● **WHAT THE TASK REQUIRES**: Copy out the preemptible VM guide starting with "Updated technical guide" and going on through "CI/CD, and more.", renaming "batch jobs" to "batch workloads".

== EXTRACT ==

Compute Services: Preemptible VMs – Low-cost, short-lived VMs for fault-tolerant workloads

Compute Services: Preemptible VMs — Low-cost, short-lived VMs for fault-tolerant workloads

A practical, in-depth guide to choosing, architecting, automating and troubleshooting Preemptible / Spot VMs across cloud providers. Includes scripts, diagnostics, and Kubernetes patterns.

Updated technical guide — includes PowerShell examples, CLI/REST calls, monitoring tips, and resilient architecture patterns.

Introduction

Preemptible virtual machines (VMs) are an attractive option for organizations that need large amounts of compute at a fraction of the cost. These instances are low-cost and short-lived, intended for workloads that can tolerate interruptions and for architectures built to be resilient. They are offered natively by cloud providers under different names — for example Preemptible VMs on Google Cloud, Spot Instances on AWS, and Spot VMs on Azure — and are ideal for batch jobs, large-scale training, CI/CD, and more.

===
== RAW DATA ==

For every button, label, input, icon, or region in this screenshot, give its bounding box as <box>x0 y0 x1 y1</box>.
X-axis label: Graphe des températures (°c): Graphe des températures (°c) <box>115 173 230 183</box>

===

● **FINISHED TASK**:
Updated technical guide — includes PowerShell examples, CLI/REST calls, monitoring tips, and resilient architecture patterns.

Introduction

Preemptible virtual machines (VMs) are an attractive option for organizations that need large amounts of compute at a fraction of the cost. These instances are low-cost and short-lived, intended for workloads that can tolerate interruptions and for architectures built to be resilient. They are offered natively by cloud providers under different names — for example Preemptible VMs on Google Cloud, Spot Instances on AWS, and Spot VMs on Azure — and are ideal for batch workloads, large-scale training, CI/CD, and more.